<<<<
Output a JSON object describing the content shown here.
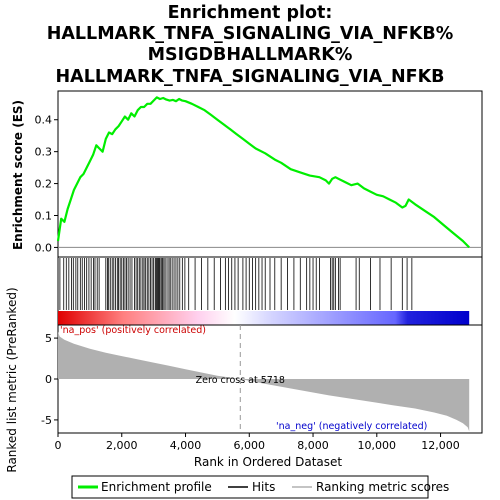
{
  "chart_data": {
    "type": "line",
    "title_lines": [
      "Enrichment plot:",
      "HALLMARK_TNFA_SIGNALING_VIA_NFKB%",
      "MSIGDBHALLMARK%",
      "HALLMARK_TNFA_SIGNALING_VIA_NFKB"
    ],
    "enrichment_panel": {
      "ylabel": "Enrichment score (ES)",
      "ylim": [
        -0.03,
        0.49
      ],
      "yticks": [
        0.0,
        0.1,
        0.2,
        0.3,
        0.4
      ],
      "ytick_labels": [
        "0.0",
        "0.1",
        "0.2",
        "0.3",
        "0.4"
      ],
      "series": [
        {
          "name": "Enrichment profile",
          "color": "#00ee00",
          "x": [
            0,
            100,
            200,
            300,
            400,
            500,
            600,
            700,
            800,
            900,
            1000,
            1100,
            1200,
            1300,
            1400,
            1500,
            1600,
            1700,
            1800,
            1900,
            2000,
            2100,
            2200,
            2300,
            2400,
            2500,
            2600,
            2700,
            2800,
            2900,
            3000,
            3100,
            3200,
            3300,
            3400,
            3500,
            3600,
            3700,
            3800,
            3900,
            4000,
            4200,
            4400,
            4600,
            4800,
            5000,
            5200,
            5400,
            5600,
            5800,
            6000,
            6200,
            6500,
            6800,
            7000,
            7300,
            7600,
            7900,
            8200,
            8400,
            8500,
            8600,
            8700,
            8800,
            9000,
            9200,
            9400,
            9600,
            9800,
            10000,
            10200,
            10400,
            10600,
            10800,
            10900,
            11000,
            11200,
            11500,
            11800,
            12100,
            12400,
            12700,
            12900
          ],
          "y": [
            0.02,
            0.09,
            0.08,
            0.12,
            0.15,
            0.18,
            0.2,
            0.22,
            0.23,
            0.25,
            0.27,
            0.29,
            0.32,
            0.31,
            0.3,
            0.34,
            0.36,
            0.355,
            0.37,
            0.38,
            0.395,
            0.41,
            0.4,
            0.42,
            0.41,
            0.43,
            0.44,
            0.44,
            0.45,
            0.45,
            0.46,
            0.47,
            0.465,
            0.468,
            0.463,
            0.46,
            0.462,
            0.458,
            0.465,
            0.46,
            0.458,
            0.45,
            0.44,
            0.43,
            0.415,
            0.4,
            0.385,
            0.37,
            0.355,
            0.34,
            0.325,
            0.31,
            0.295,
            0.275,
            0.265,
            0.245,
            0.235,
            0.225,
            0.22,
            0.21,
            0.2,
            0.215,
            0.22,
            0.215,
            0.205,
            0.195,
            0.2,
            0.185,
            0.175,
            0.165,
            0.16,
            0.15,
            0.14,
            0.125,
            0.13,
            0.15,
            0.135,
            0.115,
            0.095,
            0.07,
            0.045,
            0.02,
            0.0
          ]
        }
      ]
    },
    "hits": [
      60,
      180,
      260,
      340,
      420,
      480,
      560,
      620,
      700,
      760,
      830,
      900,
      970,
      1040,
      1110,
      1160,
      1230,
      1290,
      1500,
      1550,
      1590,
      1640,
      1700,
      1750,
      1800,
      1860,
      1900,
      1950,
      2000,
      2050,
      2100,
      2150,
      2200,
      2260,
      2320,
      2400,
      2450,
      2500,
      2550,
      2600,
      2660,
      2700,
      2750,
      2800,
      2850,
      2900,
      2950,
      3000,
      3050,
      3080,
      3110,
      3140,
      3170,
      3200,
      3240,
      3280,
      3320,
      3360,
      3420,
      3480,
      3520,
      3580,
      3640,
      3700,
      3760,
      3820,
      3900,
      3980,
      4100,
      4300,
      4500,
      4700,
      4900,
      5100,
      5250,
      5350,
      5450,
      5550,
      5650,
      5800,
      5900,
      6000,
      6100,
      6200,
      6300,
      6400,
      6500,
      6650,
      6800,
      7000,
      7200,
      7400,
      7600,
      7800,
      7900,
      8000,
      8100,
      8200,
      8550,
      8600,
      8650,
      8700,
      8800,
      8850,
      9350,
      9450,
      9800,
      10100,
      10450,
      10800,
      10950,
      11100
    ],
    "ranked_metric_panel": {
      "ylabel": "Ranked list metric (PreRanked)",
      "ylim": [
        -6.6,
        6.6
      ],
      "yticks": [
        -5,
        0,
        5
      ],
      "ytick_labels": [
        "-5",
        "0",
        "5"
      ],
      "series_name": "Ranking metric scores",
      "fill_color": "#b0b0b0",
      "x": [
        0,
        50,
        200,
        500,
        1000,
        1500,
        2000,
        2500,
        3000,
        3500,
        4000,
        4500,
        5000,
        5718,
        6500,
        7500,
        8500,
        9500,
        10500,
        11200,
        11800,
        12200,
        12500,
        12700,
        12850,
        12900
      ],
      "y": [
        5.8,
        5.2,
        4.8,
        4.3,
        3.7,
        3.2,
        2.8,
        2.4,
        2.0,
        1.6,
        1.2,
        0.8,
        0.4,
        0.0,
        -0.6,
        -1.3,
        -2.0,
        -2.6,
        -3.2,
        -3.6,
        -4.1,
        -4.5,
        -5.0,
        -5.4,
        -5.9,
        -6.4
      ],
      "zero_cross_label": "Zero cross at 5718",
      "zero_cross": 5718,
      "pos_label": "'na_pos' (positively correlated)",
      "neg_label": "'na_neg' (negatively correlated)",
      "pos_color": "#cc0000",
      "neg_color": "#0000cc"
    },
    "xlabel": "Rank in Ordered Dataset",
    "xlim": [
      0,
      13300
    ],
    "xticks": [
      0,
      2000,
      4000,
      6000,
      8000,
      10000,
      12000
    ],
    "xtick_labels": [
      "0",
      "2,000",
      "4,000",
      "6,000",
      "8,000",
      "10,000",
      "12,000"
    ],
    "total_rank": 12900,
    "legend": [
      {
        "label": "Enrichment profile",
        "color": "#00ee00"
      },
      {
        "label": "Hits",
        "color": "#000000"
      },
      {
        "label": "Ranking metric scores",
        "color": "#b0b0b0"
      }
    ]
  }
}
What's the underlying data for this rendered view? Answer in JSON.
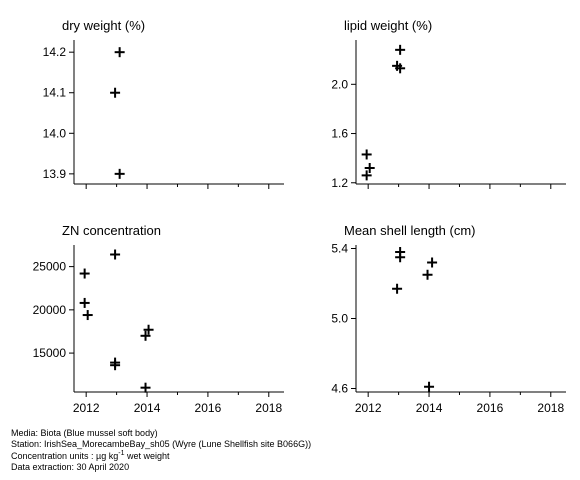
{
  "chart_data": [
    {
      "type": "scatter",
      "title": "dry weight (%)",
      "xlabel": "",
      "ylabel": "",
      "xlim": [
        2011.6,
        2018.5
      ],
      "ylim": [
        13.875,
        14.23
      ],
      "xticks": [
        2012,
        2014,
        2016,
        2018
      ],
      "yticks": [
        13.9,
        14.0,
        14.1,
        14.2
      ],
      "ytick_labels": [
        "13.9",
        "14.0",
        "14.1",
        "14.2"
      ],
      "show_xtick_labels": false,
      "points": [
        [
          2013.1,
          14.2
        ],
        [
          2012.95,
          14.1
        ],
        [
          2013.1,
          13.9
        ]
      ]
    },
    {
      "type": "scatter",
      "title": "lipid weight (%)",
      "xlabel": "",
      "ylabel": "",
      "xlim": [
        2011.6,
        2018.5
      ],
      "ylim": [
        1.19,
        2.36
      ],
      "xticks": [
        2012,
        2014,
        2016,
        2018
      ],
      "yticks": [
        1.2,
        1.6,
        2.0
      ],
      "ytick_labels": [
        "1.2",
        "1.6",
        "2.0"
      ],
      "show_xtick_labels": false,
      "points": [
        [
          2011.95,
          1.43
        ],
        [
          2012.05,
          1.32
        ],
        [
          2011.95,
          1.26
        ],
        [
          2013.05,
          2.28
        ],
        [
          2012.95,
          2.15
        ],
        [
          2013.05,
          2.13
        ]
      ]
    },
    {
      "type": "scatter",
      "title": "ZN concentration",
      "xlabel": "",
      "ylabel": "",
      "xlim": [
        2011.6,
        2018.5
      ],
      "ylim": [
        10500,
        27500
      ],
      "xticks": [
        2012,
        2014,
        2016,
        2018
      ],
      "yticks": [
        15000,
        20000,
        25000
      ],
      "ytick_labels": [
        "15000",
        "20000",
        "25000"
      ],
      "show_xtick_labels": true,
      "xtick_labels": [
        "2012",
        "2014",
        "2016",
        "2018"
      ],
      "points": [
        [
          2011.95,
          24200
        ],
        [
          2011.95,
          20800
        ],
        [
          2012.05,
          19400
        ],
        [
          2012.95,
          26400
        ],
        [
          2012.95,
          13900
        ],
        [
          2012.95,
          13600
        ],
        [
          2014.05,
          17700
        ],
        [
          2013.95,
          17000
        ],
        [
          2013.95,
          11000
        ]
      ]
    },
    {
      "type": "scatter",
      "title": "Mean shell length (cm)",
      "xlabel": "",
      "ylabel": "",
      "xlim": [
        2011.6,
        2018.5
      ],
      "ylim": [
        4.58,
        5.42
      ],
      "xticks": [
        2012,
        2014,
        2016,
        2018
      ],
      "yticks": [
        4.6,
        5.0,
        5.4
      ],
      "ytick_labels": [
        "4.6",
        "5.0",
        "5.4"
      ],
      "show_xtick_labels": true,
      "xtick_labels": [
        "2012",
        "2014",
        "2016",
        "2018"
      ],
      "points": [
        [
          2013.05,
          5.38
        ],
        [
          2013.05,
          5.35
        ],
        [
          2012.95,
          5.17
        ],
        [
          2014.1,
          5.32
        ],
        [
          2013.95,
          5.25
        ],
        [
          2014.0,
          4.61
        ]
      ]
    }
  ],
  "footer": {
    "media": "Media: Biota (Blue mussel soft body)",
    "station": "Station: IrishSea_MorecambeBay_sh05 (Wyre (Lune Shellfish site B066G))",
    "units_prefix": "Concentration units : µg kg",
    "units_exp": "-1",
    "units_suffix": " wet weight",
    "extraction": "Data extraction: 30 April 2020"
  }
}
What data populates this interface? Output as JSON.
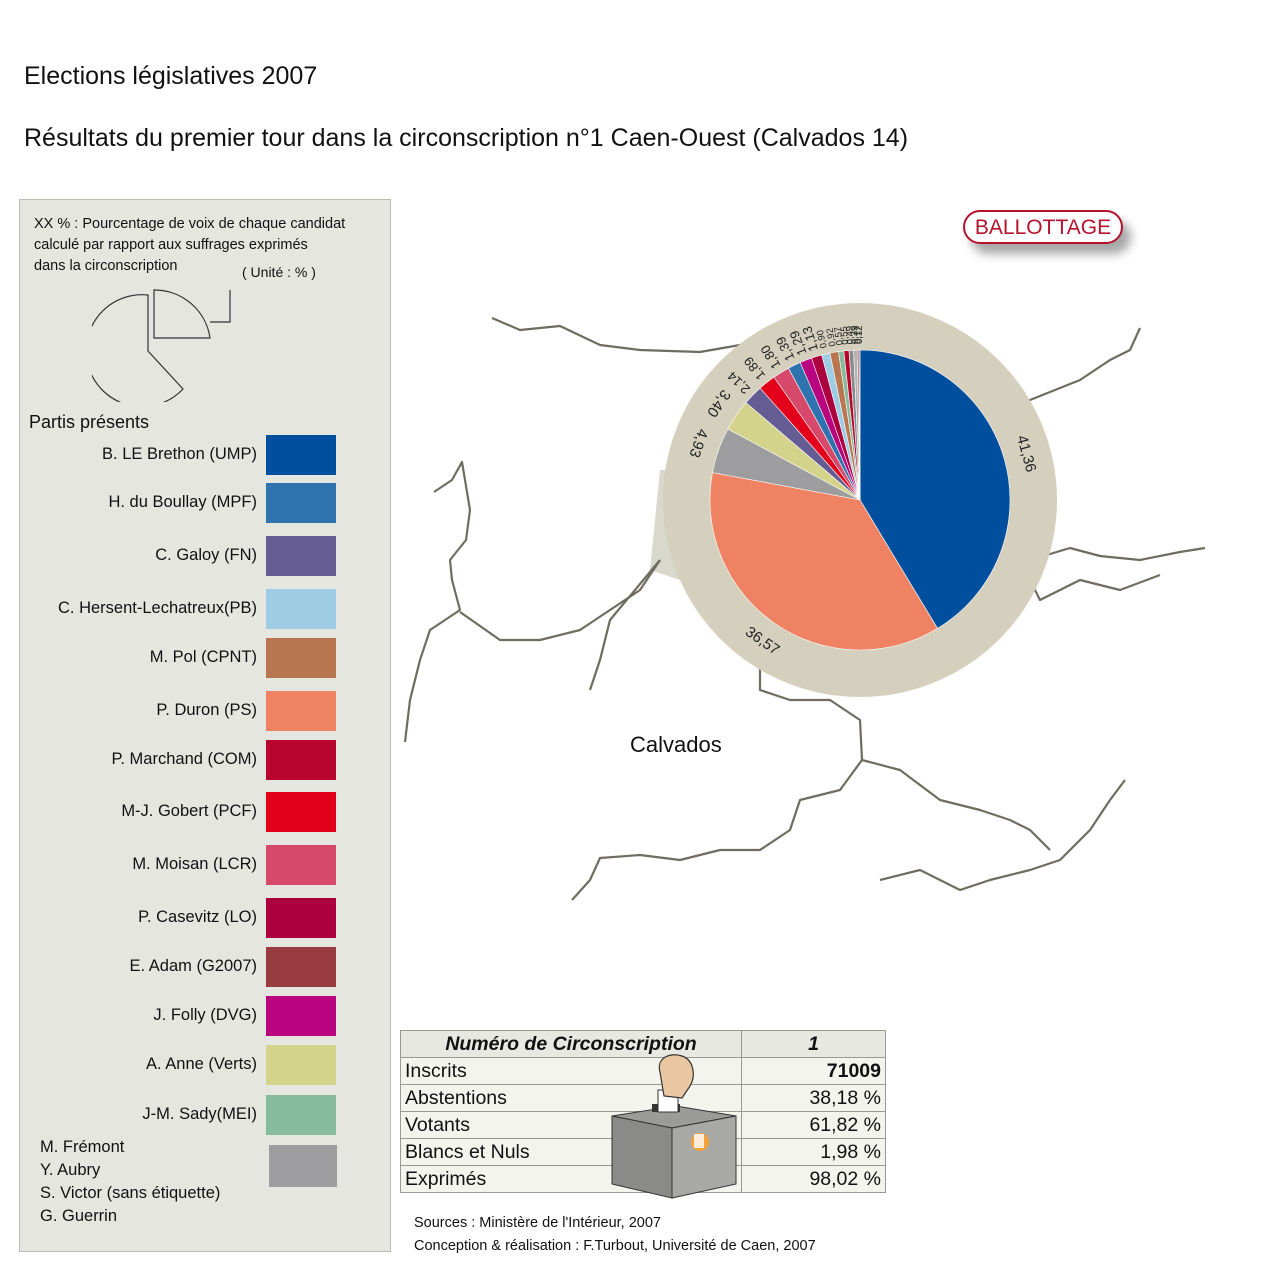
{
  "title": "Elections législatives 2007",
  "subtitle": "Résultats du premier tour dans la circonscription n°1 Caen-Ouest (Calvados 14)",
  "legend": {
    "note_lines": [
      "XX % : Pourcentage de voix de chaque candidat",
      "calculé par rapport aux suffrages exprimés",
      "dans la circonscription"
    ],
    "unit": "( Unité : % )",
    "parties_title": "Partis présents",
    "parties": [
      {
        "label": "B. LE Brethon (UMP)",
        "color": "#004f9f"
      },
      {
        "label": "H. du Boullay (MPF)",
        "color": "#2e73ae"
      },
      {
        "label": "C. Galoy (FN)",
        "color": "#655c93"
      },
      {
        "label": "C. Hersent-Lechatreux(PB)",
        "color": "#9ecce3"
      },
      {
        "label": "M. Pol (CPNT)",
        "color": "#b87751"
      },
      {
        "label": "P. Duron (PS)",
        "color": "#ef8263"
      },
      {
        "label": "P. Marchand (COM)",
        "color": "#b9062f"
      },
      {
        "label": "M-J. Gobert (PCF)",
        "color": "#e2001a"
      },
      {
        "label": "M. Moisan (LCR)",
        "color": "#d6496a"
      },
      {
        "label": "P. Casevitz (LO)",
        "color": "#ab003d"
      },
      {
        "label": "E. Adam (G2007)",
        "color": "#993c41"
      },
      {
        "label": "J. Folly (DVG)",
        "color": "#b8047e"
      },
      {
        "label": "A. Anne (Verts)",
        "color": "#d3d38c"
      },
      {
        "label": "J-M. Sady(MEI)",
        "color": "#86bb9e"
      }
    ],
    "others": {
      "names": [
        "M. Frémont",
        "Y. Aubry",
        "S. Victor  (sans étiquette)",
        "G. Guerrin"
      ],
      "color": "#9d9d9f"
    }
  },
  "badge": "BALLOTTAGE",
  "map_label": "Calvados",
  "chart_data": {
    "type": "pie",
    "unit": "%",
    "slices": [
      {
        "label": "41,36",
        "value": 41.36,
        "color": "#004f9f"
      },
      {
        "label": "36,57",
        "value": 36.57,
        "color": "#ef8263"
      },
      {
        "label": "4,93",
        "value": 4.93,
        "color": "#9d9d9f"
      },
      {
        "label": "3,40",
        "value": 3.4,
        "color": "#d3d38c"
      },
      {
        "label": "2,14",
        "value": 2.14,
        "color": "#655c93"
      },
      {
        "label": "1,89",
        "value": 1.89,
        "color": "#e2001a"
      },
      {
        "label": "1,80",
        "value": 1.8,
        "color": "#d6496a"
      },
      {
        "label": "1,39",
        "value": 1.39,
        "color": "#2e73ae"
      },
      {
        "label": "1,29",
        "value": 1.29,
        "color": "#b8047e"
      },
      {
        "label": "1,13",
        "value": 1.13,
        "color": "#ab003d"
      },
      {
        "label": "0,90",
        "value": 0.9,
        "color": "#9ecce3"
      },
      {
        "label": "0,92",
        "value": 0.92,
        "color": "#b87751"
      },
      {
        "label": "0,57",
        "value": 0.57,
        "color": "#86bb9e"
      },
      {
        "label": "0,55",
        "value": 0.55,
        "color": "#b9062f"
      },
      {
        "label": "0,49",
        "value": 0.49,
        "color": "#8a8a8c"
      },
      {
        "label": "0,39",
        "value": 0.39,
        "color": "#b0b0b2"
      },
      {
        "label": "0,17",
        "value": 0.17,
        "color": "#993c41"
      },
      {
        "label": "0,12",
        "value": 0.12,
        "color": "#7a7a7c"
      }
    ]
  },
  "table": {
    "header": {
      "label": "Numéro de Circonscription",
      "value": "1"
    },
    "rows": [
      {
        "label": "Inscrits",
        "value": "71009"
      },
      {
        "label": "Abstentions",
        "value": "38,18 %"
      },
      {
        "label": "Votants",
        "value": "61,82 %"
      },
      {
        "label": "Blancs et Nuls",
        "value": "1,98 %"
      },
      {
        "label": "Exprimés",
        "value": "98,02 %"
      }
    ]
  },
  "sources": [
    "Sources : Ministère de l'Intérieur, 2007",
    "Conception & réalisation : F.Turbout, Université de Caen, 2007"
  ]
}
>>>>
## Directions
Filter the data for the string "What" and copy every line that has it.

## Result of this task
What's the underlying data for this rendered view? Answer in JSON.
What data populates this interface? Output as JSON.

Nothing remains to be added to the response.